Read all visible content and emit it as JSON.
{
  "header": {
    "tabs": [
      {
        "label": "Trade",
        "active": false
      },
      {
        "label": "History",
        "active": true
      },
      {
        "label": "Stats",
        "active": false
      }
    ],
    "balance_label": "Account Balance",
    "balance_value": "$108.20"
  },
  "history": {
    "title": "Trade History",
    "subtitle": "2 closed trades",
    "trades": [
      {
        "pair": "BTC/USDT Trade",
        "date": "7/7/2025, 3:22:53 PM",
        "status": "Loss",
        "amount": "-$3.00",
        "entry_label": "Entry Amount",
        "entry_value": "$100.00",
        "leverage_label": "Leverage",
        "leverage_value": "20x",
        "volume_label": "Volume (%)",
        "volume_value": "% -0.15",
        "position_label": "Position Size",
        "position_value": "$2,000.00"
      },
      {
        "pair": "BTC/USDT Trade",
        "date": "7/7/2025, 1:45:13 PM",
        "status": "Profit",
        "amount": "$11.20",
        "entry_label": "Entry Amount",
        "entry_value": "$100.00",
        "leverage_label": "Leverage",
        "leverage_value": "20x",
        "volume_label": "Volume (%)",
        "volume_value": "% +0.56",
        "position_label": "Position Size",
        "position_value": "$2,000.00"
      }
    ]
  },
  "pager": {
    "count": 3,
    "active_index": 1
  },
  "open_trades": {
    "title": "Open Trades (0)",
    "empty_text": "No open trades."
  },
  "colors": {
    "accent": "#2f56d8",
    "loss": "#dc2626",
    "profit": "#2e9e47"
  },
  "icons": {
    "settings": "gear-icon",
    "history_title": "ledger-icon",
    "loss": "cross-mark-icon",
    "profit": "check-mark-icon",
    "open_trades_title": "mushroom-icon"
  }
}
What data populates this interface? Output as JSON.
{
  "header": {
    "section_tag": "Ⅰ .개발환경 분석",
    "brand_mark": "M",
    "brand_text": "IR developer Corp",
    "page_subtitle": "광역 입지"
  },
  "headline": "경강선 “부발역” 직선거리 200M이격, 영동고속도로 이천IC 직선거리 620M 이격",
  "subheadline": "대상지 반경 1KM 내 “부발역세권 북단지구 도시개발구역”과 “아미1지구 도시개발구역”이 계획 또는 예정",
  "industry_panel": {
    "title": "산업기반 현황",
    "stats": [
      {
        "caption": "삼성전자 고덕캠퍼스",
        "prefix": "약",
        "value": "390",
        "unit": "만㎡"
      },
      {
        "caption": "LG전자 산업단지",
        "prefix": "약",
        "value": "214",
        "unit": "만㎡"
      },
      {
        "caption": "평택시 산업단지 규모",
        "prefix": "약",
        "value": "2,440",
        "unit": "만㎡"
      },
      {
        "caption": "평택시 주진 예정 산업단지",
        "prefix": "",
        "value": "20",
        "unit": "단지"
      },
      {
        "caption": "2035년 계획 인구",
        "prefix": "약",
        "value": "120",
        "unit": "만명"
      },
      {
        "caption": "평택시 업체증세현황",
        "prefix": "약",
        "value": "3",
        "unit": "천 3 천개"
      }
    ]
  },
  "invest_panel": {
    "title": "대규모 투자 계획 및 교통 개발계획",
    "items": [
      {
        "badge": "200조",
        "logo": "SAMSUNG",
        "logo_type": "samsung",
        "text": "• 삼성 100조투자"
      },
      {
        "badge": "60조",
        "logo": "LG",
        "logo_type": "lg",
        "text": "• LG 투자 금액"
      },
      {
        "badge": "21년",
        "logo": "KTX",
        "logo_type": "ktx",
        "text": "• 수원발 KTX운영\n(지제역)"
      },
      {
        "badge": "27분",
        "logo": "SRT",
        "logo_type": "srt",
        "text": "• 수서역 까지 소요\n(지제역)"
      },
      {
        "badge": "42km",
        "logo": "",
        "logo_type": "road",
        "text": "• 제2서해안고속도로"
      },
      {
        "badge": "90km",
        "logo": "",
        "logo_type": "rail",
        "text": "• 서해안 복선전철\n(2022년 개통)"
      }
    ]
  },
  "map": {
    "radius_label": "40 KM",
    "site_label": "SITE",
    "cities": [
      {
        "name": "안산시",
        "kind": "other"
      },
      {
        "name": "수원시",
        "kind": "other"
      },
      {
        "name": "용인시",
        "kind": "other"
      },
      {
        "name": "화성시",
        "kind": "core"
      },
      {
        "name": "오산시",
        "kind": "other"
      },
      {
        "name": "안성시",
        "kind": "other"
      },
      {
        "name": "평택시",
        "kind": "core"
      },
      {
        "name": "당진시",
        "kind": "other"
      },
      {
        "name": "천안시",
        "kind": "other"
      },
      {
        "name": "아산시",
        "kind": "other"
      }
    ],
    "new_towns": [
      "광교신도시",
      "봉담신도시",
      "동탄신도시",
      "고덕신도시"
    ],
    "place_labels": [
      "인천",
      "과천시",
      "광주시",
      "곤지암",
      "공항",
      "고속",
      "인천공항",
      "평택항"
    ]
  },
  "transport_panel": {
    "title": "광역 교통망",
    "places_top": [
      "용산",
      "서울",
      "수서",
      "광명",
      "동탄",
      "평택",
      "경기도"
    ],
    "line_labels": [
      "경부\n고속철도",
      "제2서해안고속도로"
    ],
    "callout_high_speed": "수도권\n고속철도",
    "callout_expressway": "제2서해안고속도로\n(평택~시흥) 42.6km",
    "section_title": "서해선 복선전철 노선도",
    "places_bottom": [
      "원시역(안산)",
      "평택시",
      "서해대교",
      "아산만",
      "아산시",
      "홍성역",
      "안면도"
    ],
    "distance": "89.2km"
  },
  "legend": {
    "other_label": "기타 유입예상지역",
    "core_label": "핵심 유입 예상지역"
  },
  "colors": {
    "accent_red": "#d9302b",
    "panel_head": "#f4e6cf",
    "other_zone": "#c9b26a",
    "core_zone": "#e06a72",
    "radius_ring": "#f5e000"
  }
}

To be done -
Quote each line above in full, word for word.

In response -
Read all visible content and emit it as JSON.
{
  "header": {
    "tabs": [
      {
        "label": "Trade",
        "active": false
      },
      {
        "label": "History",
        "active": true
      },
      {
        "label": "Stats",
        "active": false
      }
    ],
    "balance_label": "Account Balance",
    "balance_value": "$108.20"
  },
  "history": {
    "title": "Trade History",
    "subtitle": "2 closed trades",
    "trades": [
      {
        "pair": "BTC/USDT Trade",
        "date": "7/7/2025, 3:22:53 PM",
        "status": "Loss",
        "amount": "-$3.00",
        "entry_label": "Entry Amount",
        "entry_value": "$100.00",
        "leverage_label": "Leverage",
        "leverage_value": "20x",
        "volume_label": "Volume (%)",
        "volume_value": "% -0.15",
        "position_label": "Position Size",
        "position_value": "$2,000.00"
      },
      {
        "pair": "BTC/USDT Trade",
        "date": "7/7/2025, 1:45:13 PM",
        "status": "Profit",
        "amount": "$11.20",
        "entry_label": "Entry Amount",
        "entry_value": "$100.00",
        "leverage_label": "Leverage",
        "leverage_value": "20x",
        "volume_label": "Volume (%)",
        "volume_value": "% +0.56",
        "position_label": "Position Size",
        "position_value": "$2,000.00"
      }
    ]
  },
  "pager": {
    "count": 3,
    "active_index": 1
  },
  "open_trades": {
    "title": "Open Trades (0)",
    "empty_text": "No open trades."
  },
  "colors": {
    "accent": "#2f56d8",
    "loss": "#dc2626",
    "profit": "#2e9e47"
  },
  "icons": {
    "settings": "gear-icon",
    "history_title": "ledger-icon",
    "loss": "cross-mark-icon",
    "profit": "check-mark-icon",
    "open_trades_title": "mushroom-icon"
  }
}
What data populates this interface? Output as JSON.
{
  "header": {
    "section_tag": "Ⅰ .개발환경 분석",
    "brand_mark": "M",
    "brand_text": "IR developer Corp",
    "page_subtitle": "광역 입지"
  },
  "headline": "경강선 “부발역” 직선거리 200M이격, 영동고속도로 이천IC 직선거리 620M 이격",
  "subheadline": "대상지 반경 1KM 내 “부발역세권 북단지구 도시개발구역”과 “아미1지구 도시개발구역”이 계획 또는 예정",
  "industry_panel": {
    "title": "산업기반 현황",
    "stats": [
      {
        "caption": "삼성전자 고덕캠퍼스",
        "prefix": "약",
        "value": "390",
        "unit": "만㎡"
      },
      {
        "caption": "LG전자 산업단지",
        "prefix": "약",
        "value": "214",
        "unit": "만㎡"
      },
      {
        "caption": "평택시 산업단지 규모",
        "prefix": "약",
        "value": "2,440",
        "unit": "만㎡"
      },
      {
        "caption": "평택시 주진 예정 산업단지",
        "prefix": "",
        "value": "20",
        "unit": "단지"
      },
      {
        "caption": "2035년 계획 인구",
        "prefix": "약",
        "value": "120",
        "unit": "만명"
      },
      {
        "caption": "평택시 업체증세현황",
        "prefix": "약",
        "value": "3",
        "unit": "천 3 천개"
      }
    ]
  },
  "invest_panel": {
    "title": "대규모 투자 계획 및 교통 개발계획",
    "items": [
      {
        "badge": "200조",
        "logo": "SAMSUNG",
        "logo_type": "samsung",
        "text": "• 삼성 100조투자"
      },
      {
        "badge": "60조",
        "logo": "LG",
        "logo_type": "lg",
        "text": "• LG 투자 금액"
      },
      {
        "badge": "21년",
        "logo": "KTX",
        "logo_type": "ktx",
        "text": "• 수원발 KTX운영\n(지제역)"
      },
      {
        "badge": "27분",
        "logo": "SRT",
        "logo_type": "srt",
        "text": "• 수서역 까지 소요\n(지제역)"
      },
      {
        "badge": "42km",
        "logo": "",
        "logo_type": "road",
        "text": "• 제2서해안고속도로"
      },
      {
        "badge": "90km",
        "logo": "",
        "logo_type": "rail",
        "text": "• 서해안 복선전철\n(2022년 개통)"
      }
    ]
  },
  "map": {
    "radius_label": "40 KM",
    "site_label": "SITE",
    "cities": [
      {
        "name": "안산시",
        "kind": "other"
      },
      {
        "name": "수원시",
        "kind": "other"
      },
      {
        "name": "용인시",
        "kind": "other"
      },
      {
        "name": "화성시",
        "kind": "core"
      },
      {
        "name": "오산시",
        "kind": "other"
      },
      {
        "name": "안성시",
        "kind": "other"
      },
      {
        "name": "평택시",
        "kind": "core"
      },
      {
        "name": "당진시",
        "kind": "other"
      },
      {
        "name": "천안시",
        "kind": "other"
      },
      {
        "name": "아산시",
        "kind": "other"
      }
    ],
    "new_towns": [
      "광교신도시",
      "봉담신도시",
      "동탄신도시",
      "고덕신도시"
    ],
    "place_labels": [
      "인천",
      "과천시",
      "광주시",
      "곤지암",
      "공항",
      "고속",
      "인천공항",
      "평택항"
    ]
  },
  "transport_panel": {
    "title": "광역 교통망",
    "places_top": [
      "용산",
      "서울",
      "수서",
      "광명",
      "동탄",
      "평택",
      "경기도"
    ],
    "line_labels": [
      "경부\n고속철도",
      "제2서해안고속도로"
    ],
    "callout_high_speed": "수도권\n고속철도",
    "callout_expressway": "제2서해안고속도로\n(평택~시흥) 42.6km",
    "section_title": "서해선 복선전철 노선도",
    "places_bottom": [
      "원시역(안산)",
      "평택시",
      "서해대교",
      "아산만",
      "아산시",
      "홍성역",
      "안면도"
    ],
    "distance": "89.2km"
  },
  "legend": {
    "other_label": "기타 유입예상지역",
    "core_label": "핵심 유입 예상지역"
  },
  "colors": {
    "accent_red": "#d9302b",
    "panel_head": "#f4e6cf",
    "other_zone": "#c9b26a",
    "core_zone": "#e06a72",
    "radius_ring": "#f5e000"
  }
}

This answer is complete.